**Exercise instructions:** Return all lines in the material below that contain "sections".
━━━━━━━━━━━━━━━━━━━━
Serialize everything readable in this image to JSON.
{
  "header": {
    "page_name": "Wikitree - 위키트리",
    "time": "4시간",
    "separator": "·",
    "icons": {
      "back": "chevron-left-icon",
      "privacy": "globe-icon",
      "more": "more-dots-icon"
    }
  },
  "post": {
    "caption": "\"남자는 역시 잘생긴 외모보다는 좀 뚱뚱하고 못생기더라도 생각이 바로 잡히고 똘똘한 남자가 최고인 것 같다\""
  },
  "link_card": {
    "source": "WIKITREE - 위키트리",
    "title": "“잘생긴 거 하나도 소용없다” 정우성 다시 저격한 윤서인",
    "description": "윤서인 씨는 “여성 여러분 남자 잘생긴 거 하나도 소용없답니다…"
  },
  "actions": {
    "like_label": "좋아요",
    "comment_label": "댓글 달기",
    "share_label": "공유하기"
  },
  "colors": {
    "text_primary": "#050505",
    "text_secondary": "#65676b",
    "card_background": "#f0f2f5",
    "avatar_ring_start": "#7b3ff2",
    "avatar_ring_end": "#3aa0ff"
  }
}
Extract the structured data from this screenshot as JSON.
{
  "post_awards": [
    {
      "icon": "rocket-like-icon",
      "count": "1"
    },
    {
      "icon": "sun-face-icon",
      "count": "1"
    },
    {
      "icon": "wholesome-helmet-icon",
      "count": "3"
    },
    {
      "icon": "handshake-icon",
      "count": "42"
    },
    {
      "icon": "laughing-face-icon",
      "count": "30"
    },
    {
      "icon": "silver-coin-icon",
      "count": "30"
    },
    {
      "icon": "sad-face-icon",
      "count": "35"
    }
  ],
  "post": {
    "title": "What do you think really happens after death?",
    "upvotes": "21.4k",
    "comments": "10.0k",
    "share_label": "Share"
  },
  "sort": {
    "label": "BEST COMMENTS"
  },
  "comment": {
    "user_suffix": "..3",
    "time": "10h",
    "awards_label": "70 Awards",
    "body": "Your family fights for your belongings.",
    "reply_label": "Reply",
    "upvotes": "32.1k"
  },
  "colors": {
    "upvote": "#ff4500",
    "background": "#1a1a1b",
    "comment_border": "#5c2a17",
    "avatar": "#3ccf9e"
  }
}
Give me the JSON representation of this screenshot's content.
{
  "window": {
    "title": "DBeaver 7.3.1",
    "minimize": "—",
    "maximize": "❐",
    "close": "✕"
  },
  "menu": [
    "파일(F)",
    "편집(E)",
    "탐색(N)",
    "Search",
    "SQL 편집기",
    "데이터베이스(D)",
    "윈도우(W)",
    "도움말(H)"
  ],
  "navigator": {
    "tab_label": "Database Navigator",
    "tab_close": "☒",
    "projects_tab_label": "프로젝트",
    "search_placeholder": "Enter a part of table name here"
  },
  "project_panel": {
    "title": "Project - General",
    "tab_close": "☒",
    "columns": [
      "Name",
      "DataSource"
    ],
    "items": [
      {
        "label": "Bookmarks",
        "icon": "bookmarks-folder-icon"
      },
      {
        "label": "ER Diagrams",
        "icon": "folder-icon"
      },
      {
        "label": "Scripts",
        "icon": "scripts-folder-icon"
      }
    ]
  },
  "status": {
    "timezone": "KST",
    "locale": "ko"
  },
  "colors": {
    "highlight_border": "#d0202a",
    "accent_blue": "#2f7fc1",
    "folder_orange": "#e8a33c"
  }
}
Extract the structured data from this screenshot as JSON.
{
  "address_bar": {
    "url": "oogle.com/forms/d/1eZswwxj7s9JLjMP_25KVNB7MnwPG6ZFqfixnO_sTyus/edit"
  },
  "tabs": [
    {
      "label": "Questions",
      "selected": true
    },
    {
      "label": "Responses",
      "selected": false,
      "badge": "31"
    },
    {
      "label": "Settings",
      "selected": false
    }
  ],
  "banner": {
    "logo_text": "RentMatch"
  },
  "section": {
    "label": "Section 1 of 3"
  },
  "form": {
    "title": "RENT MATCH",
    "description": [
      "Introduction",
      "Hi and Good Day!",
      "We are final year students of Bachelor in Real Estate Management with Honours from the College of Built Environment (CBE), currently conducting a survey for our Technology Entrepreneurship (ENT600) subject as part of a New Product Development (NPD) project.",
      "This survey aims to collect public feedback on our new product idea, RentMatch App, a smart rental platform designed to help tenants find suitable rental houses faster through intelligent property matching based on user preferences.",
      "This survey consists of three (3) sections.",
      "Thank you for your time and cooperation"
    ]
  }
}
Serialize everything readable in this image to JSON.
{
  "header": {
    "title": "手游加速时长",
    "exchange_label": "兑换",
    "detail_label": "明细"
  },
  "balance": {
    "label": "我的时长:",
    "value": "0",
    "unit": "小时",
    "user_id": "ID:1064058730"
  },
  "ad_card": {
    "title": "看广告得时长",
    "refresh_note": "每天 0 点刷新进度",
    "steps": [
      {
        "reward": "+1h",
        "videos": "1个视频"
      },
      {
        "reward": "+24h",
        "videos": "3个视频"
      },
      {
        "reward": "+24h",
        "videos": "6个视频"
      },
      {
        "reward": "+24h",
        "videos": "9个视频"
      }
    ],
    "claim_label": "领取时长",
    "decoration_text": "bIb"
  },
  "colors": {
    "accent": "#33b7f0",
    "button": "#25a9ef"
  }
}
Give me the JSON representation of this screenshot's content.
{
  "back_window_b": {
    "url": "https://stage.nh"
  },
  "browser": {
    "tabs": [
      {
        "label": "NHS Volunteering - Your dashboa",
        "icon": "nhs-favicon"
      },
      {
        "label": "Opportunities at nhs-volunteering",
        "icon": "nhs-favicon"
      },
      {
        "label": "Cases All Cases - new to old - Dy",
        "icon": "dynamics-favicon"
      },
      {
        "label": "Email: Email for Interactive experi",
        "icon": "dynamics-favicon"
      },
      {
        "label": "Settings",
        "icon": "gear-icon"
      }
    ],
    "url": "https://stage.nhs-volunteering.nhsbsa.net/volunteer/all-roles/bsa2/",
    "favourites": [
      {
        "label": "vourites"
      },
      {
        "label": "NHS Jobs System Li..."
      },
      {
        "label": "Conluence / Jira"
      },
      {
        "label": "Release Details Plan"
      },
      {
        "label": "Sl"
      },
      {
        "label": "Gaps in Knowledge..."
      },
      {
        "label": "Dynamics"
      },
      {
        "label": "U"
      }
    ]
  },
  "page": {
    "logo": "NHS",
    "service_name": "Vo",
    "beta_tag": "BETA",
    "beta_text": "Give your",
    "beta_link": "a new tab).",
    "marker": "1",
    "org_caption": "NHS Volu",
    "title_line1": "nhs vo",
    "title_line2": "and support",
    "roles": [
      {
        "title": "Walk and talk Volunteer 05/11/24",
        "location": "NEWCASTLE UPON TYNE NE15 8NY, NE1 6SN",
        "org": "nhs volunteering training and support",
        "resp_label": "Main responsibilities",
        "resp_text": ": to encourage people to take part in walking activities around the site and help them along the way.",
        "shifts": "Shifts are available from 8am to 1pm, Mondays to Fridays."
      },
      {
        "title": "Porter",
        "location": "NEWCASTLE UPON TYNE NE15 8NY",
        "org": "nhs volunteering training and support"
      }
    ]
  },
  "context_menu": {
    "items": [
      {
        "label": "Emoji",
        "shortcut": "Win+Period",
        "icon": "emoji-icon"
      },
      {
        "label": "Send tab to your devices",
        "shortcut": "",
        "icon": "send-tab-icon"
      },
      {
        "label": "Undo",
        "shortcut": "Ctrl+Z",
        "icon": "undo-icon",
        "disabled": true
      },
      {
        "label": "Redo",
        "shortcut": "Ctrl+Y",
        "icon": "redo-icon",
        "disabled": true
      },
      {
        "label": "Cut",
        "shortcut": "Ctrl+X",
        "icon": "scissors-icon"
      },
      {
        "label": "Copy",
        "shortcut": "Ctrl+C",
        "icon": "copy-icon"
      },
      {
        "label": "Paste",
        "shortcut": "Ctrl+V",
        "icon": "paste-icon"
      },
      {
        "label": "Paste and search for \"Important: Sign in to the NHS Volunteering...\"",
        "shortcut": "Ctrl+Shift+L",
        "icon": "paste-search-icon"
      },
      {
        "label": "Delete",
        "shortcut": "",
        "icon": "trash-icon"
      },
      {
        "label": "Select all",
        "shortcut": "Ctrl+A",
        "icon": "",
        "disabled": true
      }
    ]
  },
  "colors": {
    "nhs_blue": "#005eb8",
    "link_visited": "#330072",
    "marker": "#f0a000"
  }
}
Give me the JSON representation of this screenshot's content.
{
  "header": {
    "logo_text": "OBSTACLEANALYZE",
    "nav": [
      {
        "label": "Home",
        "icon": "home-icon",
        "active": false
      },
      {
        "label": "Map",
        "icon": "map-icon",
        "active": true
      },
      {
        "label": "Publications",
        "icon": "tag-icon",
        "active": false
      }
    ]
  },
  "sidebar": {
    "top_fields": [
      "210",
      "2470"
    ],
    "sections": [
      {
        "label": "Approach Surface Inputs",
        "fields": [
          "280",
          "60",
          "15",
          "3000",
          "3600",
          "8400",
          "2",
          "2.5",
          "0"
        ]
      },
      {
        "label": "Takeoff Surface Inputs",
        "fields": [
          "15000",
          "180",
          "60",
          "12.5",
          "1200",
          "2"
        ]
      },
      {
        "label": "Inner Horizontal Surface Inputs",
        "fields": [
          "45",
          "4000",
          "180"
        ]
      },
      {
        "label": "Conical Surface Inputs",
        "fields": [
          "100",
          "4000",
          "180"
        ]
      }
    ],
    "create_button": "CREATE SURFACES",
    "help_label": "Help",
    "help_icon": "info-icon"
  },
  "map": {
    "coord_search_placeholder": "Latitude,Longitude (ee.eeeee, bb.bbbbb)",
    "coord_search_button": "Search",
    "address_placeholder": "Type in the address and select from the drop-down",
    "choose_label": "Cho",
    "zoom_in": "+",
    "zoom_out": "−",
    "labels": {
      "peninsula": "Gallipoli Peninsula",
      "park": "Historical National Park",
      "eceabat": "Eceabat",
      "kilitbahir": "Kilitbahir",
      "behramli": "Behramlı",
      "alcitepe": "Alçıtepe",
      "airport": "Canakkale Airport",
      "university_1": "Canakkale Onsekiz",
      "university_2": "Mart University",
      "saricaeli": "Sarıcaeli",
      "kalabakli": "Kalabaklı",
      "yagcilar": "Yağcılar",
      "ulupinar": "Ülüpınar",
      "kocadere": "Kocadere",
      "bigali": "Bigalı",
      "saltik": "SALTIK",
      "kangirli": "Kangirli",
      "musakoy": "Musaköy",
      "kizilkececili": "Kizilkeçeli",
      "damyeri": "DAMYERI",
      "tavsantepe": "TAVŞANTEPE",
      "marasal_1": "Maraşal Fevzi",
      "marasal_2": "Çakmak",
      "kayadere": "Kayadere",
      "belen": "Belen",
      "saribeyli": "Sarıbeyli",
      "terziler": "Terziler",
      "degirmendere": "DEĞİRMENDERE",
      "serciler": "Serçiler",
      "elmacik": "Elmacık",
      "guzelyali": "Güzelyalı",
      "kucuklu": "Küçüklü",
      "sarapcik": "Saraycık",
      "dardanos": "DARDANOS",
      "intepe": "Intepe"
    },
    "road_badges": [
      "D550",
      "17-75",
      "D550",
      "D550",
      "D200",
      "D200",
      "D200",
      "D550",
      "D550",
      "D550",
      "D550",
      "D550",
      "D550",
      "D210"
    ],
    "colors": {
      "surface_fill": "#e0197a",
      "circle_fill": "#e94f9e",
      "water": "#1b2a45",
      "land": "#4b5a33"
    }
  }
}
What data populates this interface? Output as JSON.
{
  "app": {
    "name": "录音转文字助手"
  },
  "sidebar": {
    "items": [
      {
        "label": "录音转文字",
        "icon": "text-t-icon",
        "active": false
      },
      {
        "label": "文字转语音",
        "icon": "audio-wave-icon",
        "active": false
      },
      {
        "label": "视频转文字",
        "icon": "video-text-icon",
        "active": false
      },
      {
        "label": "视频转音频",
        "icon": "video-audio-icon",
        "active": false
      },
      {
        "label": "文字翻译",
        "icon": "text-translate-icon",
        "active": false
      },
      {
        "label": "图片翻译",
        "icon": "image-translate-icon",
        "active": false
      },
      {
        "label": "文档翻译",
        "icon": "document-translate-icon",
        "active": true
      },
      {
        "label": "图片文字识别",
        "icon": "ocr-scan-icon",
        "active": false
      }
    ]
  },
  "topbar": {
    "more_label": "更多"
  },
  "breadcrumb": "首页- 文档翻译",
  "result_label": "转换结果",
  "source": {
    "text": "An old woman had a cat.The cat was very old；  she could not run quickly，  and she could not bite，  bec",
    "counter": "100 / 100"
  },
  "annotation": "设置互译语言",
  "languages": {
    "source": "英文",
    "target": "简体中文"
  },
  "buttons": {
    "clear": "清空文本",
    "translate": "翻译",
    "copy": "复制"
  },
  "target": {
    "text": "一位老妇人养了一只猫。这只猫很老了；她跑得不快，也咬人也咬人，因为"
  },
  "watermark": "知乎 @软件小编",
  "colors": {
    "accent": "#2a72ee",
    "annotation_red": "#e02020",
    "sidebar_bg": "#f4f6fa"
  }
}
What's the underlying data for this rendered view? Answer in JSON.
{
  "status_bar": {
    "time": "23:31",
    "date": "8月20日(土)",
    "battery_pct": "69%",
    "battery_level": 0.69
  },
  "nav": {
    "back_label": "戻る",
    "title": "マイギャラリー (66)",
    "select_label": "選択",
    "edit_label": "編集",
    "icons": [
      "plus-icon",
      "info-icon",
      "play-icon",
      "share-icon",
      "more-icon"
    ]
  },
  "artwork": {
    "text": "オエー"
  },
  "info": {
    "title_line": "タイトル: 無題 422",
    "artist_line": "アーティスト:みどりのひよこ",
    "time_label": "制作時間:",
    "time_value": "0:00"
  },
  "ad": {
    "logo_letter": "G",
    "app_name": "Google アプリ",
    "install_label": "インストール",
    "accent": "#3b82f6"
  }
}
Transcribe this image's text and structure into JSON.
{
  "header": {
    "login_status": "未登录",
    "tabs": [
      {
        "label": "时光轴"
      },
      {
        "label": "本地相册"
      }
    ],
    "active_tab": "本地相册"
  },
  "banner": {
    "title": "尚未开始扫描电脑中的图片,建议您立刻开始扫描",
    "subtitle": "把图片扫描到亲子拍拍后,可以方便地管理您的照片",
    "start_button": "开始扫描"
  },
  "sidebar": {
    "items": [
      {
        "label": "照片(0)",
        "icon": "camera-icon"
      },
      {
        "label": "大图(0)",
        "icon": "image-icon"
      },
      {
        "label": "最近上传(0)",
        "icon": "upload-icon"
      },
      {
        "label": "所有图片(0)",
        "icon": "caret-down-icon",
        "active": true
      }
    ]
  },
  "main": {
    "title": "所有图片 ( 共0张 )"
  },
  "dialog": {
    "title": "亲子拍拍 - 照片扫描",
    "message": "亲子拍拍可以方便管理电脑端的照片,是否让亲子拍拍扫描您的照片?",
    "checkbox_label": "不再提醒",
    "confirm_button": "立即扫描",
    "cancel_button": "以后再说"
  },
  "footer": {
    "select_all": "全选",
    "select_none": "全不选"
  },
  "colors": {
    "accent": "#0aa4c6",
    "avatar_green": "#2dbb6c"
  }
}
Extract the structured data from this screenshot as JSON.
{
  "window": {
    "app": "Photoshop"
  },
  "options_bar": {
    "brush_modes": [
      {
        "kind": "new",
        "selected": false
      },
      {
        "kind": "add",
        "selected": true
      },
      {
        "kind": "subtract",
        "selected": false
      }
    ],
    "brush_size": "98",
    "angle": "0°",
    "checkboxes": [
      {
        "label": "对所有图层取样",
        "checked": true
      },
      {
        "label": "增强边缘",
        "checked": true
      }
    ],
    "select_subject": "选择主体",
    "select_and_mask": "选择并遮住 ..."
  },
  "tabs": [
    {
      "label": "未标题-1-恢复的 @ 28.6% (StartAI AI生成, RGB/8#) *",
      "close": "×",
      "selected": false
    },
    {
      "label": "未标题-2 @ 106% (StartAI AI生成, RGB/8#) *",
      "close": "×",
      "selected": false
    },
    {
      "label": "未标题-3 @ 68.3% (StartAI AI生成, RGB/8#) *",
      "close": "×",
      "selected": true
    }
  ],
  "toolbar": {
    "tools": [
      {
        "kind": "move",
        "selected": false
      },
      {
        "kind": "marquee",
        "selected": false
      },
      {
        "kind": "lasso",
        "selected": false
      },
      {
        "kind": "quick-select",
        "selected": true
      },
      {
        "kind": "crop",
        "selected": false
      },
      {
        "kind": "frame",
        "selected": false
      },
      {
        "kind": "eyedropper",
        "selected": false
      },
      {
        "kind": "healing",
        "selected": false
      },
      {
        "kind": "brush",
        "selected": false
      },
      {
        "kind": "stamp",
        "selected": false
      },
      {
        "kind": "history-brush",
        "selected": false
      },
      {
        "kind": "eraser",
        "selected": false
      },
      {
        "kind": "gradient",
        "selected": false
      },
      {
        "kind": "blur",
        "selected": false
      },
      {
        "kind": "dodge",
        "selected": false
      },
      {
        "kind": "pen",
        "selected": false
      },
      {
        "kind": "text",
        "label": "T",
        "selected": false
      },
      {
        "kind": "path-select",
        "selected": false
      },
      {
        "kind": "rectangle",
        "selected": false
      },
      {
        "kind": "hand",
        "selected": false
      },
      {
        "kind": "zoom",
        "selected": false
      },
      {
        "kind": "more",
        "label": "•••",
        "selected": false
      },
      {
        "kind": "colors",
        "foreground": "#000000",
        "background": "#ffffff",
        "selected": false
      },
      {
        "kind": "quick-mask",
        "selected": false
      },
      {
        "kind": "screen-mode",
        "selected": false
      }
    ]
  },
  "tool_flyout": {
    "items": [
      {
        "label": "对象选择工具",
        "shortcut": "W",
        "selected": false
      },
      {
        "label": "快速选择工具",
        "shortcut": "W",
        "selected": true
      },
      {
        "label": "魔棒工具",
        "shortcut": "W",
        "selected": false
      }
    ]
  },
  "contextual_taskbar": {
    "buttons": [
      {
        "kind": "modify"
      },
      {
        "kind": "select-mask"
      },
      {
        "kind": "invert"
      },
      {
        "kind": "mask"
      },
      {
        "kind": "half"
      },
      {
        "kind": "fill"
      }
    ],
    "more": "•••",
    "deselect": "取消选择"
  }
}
━━━━━━━━━━━━━━━━━━━━
**Reply:**
      "This survey consists of three (3) sections.",
    "sections": [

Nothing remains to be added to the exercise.